Data records

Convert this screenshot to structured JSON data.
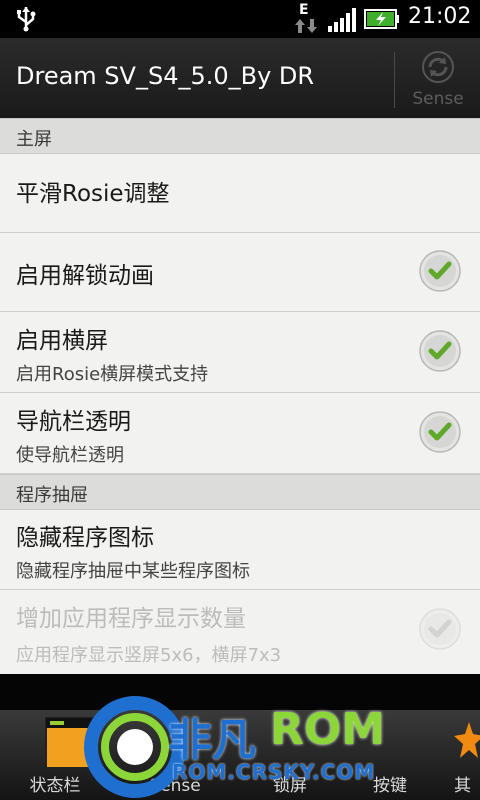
{
  "status_bar": {
    "network_type": "E",
    "time": "21:02"
  },
  "header": {
    "title": "Dream SV_S4_5.0_By DR",
    "sense_label": "Sense"
  },
  "sections": [
    {
      "title": "主屏"
    },
    {
      "title": "程序抽屉"
    }
  ],
  "rows": [
    {
      "title": "平滑Rosie调整",
      "subtitle": ""
    },
    {
      "title": "启用解锁动画",
      "subtitle": "",
      "checked": true
    },
    {
      "title": "启用横屏",
      "subtitle": "启用Rosie横屏模式支持",
      "checked": true
    },
    {
      "title": "导航栏透明",
      "subtitle": "使导航栏透明",
      "checked": true
    },
    {
      "title": "隐藏程序图标",
      "subtitle": "隐藏程序抽屉中某些程序图标"
    },
    {
      "title": "增加应用程序显示数量",
      "subtitle": "应用程序显示竖屏5x6，横屏7x3",
      "checked": true,
      "disabled": true
    }
  ],
  "bottom_tabs": [
    {
      "label": "状态栏"
    },
    {
      "label": "Sense"
    },
    {
      "label": "锁屏"
    },
    {
      "label": "按键"
    },
    {
      "label": "其"
    }
  ],
  "watermark": {
    "brand_a": "非凡",
    "brand_b": "ROM",
    "url": "ROM.CRSKY.COM"
  },
  "colors": {
    "check_green": "#5fa82a",
    "watermark_blue": "#1f6fd0",
    "watermark_green": "#8dd63a"
  }
}
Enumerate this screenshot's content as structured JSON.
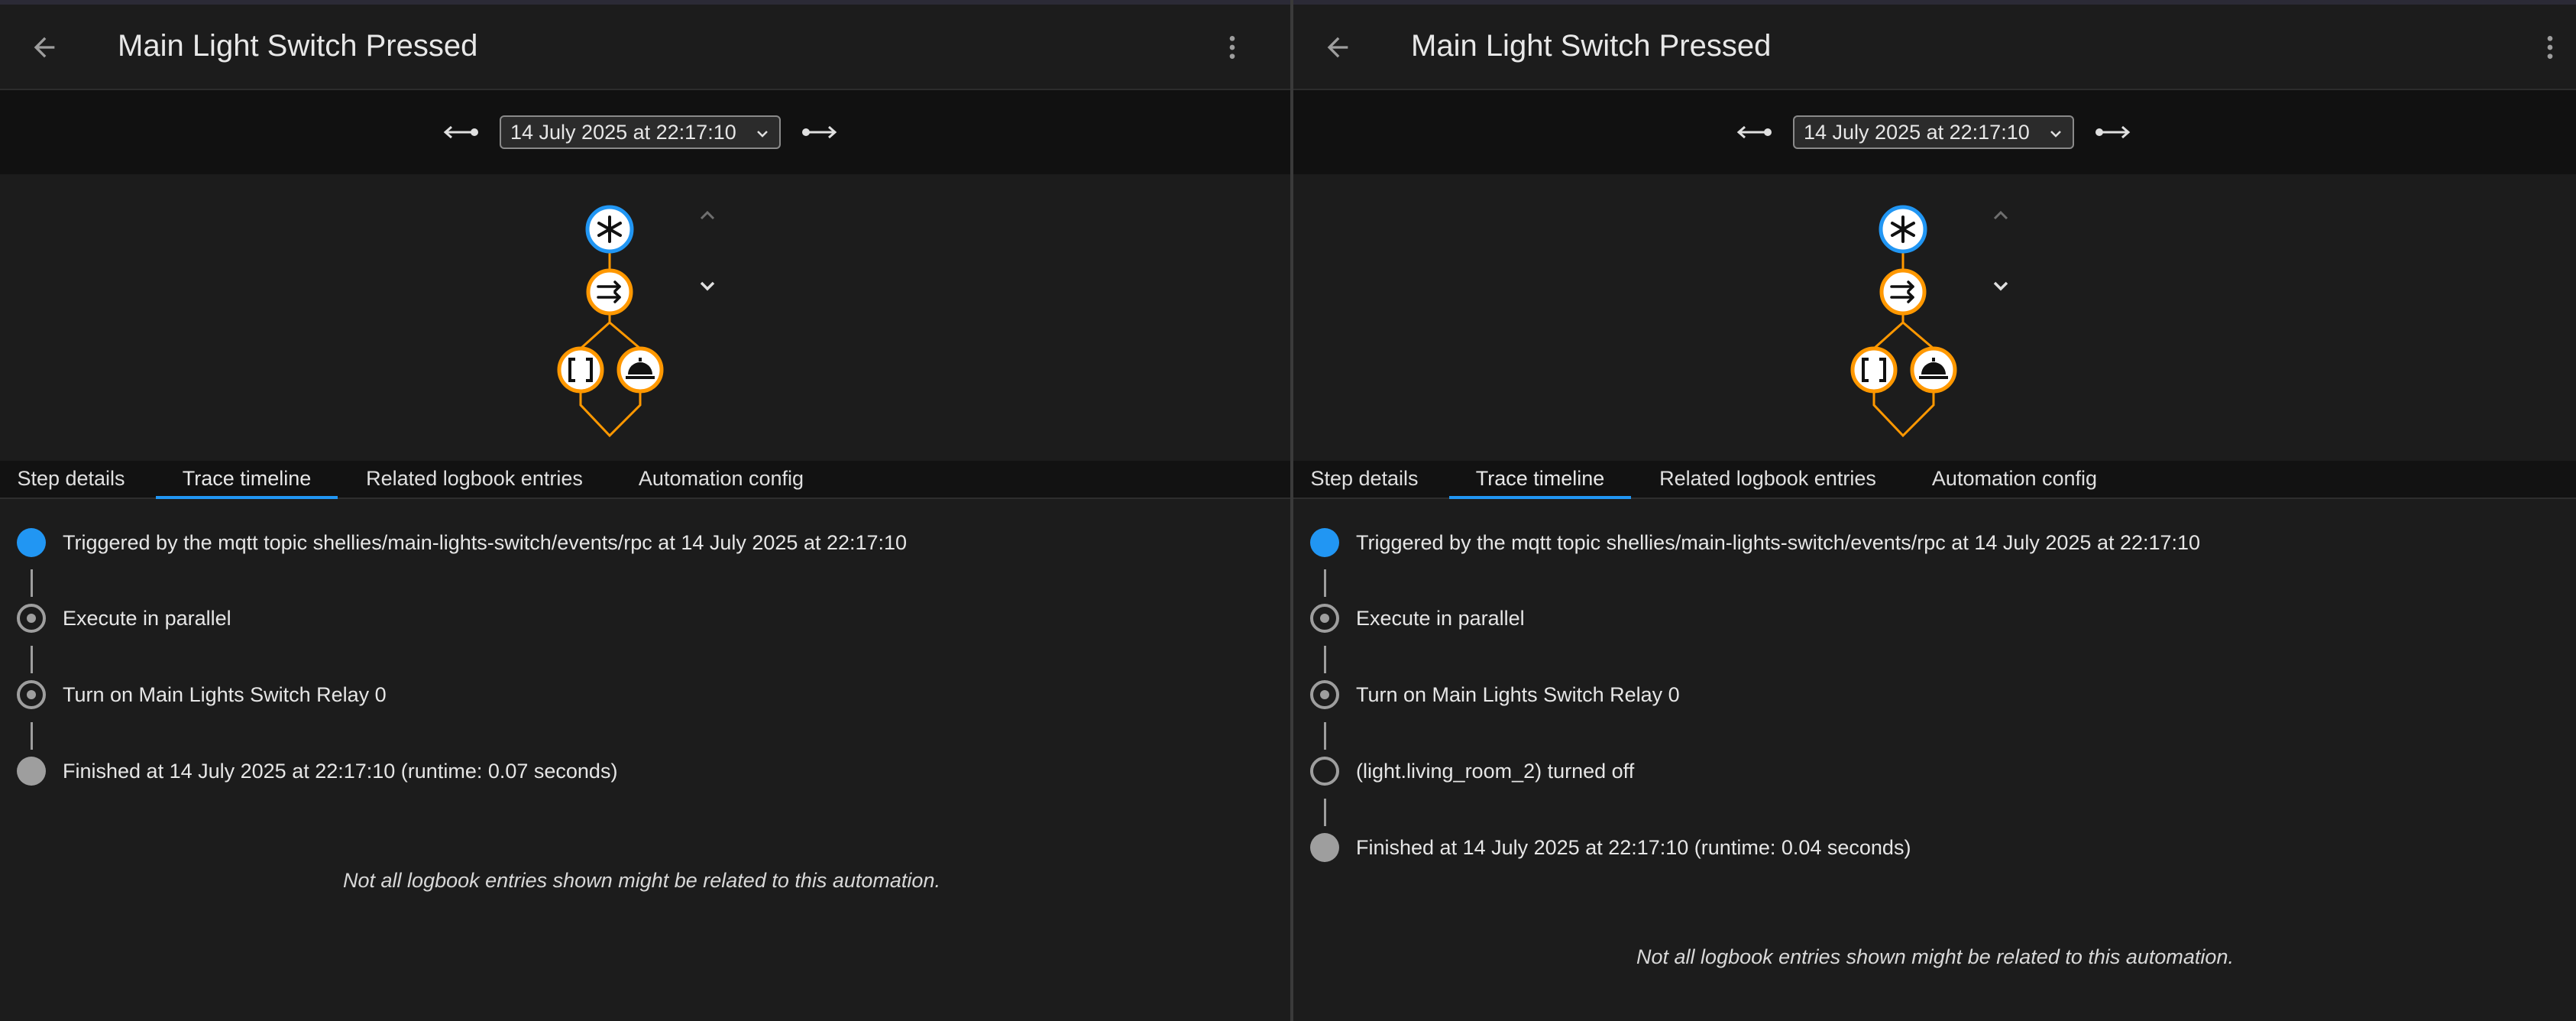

■ Directions for this task: Write out the material above again, word for word, minus its pictures.

■ Exercise output:
Convert this screenshot to structured JSON data.
{
  "status_bar": {
    "network_type": "E",
    "time": "21:02"
  },
  "header": {
    "title": "Dream SV_S4_5.0_By DR",
    "sense_label": "Sense"
  },
  "sections": [
    {
      "title": "主屏"
    },
    {
      "title": "程序抽屉"
    }
  ],
  "rows": [
    {
      "title": "平滑Rosie调整",
      "subtitle": ""
    },
    {
      "title": "启用解锁动画",
      "subtitle": "",
      "checked": true
    },
    {
      "title": "启用横屏",
      "subtitle": "启用Rosie横屏模式支持",
      "checked": true
    },
    {
      "title": "导航栏透明",
      "subtitle": "使导航栏透明",
      "checked": true
    },
    {
      "title": "隐藏程序图标",
      "subtitle": "隐藏程序抽屉中某些程序图标"
    },
    {
      "title": "增加应用程序显示数量",
      "subtitle": "应用程序显示竖屏5x6，横屏7x3",
      "checked": true,
      "disabled": true
    }
  ],
  "bottom_tabs": [
    {
      "label": "状态栏"
    },
    {
      "label": "Sense"
    },
    {
      "label": "锁屏"
    },
    {
      "label": "按键"
    },
    {
      "label": "其"
    }
  ],
  "watermark": {
    "brand_a": "非凡",
    "brand_b": "ROM",
    "url": "ROM.CRSKY.COM"
  },
  "colors": {
    "check_green": "#5fa82a",
    "watermark_blue": "#1f6fd0",
    "watermark_green": "#8dd63a"
  }
}
Enumerate this screenshot's content as structured JSON.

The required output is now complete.